• Problem details
Quote the listing below in its entirety.

Stored dataset items
↓↓↓
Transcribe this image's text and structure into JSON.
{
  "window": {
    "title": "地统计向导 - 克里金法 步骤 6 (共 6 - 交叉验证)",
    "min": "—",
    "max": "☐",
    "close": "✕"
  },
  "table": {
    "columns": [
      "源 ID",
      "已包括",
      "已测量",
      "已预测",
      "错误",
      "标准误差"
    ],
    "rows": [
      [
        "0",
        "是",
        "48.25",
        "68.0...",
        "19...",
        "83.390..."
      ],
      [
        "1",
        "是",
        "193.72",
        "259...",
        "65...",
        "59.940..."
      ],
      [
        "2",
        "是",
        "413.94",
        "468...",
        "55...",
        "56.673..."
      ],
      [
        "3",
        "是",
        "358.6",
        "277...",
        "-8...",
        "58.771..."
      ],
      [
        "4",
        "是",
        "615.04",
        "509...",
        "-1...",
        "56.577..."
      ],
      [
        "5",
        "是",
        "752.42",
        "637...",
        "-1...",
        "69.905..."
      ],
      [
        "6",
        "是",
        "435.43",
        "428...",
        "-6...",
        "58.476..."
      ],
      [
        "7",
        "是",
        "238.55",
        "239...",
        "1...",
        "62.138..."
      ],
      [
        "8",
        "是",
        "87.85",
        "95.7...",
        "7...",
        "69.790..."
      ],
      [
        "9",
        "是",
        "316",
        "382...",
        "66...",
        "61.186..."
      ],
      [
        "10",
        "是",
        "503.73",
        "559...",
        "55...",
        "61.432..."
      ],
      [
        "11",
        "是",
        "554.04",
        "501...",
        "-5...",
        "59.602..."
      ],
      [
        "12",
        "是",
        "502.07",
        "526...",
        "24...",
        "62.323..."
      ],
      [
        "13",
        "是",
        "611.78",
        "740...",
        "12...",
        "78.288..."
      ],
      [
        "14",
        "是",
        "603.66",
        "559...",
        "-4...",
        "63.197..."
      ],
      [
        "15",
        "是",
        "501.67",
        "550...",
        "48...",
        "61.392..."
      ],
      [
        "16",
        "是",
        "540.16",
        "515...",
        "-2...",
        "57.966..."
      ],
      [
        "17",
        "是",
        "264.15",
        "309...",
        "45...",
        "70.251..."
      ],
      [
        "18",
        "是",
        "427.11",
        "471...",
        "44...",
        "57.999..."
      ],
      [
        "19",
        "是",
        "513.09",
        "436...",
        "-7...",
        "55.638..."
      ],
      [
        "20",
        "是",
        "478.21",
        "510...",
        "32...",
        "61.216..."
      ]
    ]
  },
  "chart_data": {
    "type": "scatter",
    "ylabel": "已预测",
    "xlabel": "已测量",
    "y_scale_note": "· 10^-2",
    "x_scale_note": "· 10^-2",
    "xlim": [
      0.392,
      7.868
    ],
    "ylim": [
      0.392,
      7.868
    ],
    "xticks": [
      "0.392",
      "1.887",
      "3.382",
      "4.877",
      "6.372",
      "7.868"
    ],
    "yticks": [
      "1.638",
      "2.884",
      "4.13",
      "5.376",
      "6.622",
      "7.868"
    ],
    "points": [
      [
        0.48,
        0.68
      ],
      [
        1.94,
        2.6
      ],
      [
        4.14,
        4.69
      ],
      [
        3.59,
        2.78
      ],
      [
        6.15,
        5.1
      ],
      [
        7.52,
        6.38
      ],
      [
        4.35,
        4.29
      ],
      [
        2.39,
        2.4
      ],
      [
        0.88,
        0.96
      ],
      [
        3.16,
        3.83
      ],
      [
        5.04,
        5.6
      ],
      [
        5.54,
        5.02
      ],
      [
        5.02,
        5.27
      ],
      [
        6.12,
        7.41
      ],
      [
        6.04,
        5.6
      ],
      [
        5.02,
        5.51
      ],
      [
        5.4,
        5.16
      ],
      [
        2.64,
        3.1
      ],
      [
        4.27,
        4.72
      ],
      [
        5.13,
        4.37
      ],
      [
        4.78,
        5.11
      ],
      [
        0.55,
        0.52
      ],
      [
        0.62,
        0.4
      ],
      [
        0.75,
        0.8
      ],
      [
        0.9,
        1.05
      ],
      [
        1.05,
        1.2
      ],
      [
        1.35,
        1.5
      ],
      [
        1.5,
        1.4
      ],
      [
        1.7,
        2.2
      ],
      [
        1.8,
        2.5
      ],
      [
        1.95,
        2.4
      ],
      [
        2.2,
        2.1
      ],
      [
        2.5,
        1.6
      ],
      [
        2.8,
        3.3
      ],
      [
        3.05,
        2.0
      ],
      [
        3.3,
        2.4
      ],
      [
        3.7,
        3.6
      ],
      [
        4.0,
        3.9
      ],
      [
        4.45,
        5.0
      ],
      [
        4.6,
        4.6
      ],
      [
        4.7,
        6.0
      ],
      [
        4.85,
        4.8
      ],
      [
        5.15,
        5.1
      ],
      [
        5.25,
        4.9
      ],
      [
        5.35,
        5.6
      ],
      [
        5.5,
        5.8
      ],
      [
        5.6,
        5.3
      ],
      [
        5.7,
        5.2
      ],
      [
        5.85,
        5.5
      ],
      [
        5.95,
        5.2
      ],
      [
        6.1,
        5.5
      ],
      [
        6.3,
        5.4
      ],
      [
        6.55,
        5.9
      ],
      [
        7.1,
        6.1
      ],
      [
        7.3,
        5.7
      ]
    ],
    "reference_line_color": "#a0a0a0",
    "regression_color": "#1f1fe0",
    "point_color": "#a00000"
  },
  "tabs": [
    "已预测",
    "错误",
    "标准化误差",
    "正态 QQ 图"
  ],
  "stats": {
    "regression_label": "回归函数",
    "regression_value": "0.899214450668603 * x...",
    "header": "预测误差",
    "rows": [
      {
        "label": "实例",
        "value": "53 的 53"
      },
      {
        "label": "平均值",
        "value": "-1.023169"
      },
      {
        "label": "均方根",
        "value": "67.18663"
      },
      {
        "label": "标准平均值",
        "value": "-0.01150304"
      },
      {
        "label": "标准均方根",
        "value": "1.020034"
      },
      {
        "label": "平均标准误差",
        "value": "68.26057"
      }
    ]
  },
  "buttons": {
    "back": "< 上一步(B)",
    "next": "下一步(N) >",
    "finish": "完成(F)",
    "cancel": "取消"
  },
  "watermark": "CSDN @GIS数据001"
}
↑↑↑
• Reply
Transcribe this image's text and structure into JSON.
{
  "window": {
    "title": "地统计向导 - 克里金法 步骤 6 (共 6 - 交叉验证)",
    "min": "—",
    "max": "☐",
    "close": "✕"
  },
  "table": {
    "columns": [
      "源 ID",
      "已包括",
      "已测量",
      "已预测",
      "错误",
      "标准误差"
    ],
    "rows": [
      [
        "0",
        "是",
        "48.25",
        "68.0...",
        "19...",
        "83.390..."
      ],
      [
        "1",
        "是",
        "193.72",
        "259...",
        "65...",
        "59.940..."
      ],
      [
        "2",
        "是",
        "413.94",
        "468...",
        "55...",
        "56.673..."
      ],
      [
        "3",
        "是",
        "358.6",
        "277...",
        "-8...",
        "58.771..."
      ],
      [
        "4",
        "是",
        "615.04",
        "509...",
        "-1...",
        "56.577..."
      ],
      [
        "5",
        "是",
        "752.42",
        "637...",
        "-1...",
        "69.905..."
      ],
      [
        "6",
        "是",
        "435.43",
        "428...",
        "-6...",
        "58.476..."
      ],
      [
        "7",
        "是",
        "238.55",
        "239...",
        "1...",
        "62.138..."
      ],
      [
        "8",
        "是",
        "87.85",
        "95.7...",
        "7...",
        "69.790..."
      ],
      [
        "9",
        "是",
        "316",
        "382...",
        "66...",
        "61.186..."
      ],
      [
        "10",
        "是",
        "503.73",
        "559...",
        "55...",
        "61.432..."
      ],
      [
        "11",
        "是",
        "554.04",
        "501...",
        "-5...",
        "59.602..."
      ],
      [
        "12",
        "是",
        "502.07",
        "526...",
        "24...",
        "62.323..."
      ],
      [
        "13",
        "是",
        "611.78",
        "740...",
        "12...",
        "78.288..."
      ],
      [
        "14",
        "是",
        "603.66",
        "559...",
        "-4...",
        "63.197..."
      ],
      [
        "15",
        "是",
        "501.67",
        "550...",
        "48...",
        "61.392..."
      ],
      [
        "16",
        "是",
        "540.16",
        "515...",
        "-2...",
        "57.966..."
      ],
      [
        "17",
        "是",
        "264.15",
        "309...",
        "45...",
        "70.251..."
      ],
      [
        "18",
        "是",
        "427.11",
        "471...",
        "44...",
        "57.999..."
      ],
      [
        "19",
        "是",
        "513.09",
        "436...",
        "-7...",
        "55.638..."
      ],
      [
        "20",
        "是",
        "478.21",
        "510...",
        "32...",
        "61.216..."
      ]
    ]
  },
  "chart_data": {
    "type": "scatter",
    "ylabel": "已预测",
    "xlabel": "已测量",
    "y_scale_note": "· 10^-2",
    "x_scale_note": "· 10^-2",
    "xlim": [
      0.392,
      7.868
    ],
    "ylim": [
      0.392,
      7.868
    ],
    "xticks": [
      "0.392",
      "1.887",
      "3.382",
      "4.877",
      "6.372",
      "7.868"
    ],
    "yticks": [
      "1.638",
      "2.884",
      "4.13",
      "5.376",
      "6.622",
      "7.868"
    ],
    "points": [
      [
        0.48,
        0.68
      ],
      [
        1.94,
        2.6
      ],
      [
        4.14,
        4.69
      ],
      [
        3.59,
        2.78
      ],
      [
        6.15,
        5.1
      ],
      [
        7.52,
        6.38
      ],
      [
        4.35,
        4.29
      ],
      [
        2.39,
        2.4
      ],
      [
        0.88,
        0.96
      ],
      [
        3.16,
        3.83
      ],
      [
        5.04,
        5.6
      ],
      [
        5.54,
        5.02
      ],
      [
        5.02,
        5.27
      ],
      [
        6.12,
        7.41
      ],
      [
        6.04,
        5.6
      ],
      [
        5.02,
        5.51
      ],
      [
        5.4,
        5.16
      ],
      [
        2.64,
        3.1
      ],
      [
        4.27,
        4.72
      ],
      [
        5.13,
        4.37
      ],
      [
        4.78,
        5.11
      ],
      [
        0.55,
        0.52
      ],
      [
        0.62,
        0.4
      ],
      [
        0.75,
        0.8
      ],
      [
        0.9,
        1.05
      ],
      [
        1.05,
        1.2
      ],
      [
        1.35,
        1.5
      ],
      [
        1.5,
        1.4
      ],
      [
        1.7,
        2.2
      ],
      [
        1.8,
        2.5
      ],
      [
        1.95,
        2.4
      ],
      [
        2.2,
        2.1
      ],
      [
        2.5,
        1.6
      ],
      [
        2.8,
        3.3
      ],
      [
        3.05,
        2.0
      ],
      [
        3.3,
        2.4
      ],
      [
        3.7,
        3.6
      ],
      [
        4.0,
        3.9
      ],
      [
        4.45,
        5.0
      ],
      [
        4.6,
        4.6
      ],
      [
        4.7,
        6.0
      ],
      [
        4.85,
        4.8
      ],
      [
        5.15,
        5.1
      ],
      [
        5.25,
        4.9
      ],
      [
        5.35,
        5.6
      ],
      [
        5.5,
        5.8
      ],
      [
        5.6,
        5.3
      ],
      [
        5.7,
        5.2
      ],
      [
        5.85,
        5.5
      ],
      [
        5.95,
        5.2
      ],
      [
        6.1,
        5.5
      ],
      [
        6.3,
        5.4
      ],
      [
        6.55,
        5.9
      ],
      [
        7.1,
        6.1
      ],
      [
        7.3,
        5.7
      ]
    ],
    "reference_line_color": "#a0a0a0",
    "regression_color": "#1f1fe0",
    "point_color": "#a00000"
  },
  "tabs": [
    "已预测",
    "错误",
    "标准化误差",
    "正态 QQ 图"
  ],
  "stats": {
    "regression_label": "回归函数",
    "regression_value": "0.899214450668603 * x...",
    "header": "预测误差",
    "rows": [
      {
        "label": "实例",
        "value": "53 的 53"
      },
      {
        "label": "平均值",
        "value": "-1.023169"
      },
      {
        "label": "均方根",
        "value": "67.18663"
      },
      {
        "label": "标准平均值",
        "value": "-0.01150304"
      },
      {
        "label": "标准均方根",
        "value": "1.020034"
      },
      {
        "label": "平均标准误差",
        "value": "68.26057"
      }
    ]
  },
  "buttons": {
    "back": "< 上一步(B)",
    "next": "下一步(N) >",
    "finish": "完成(F)",
    "cancel": "取消"
  },
  "watermark": "CSDN @GIS数据001"
}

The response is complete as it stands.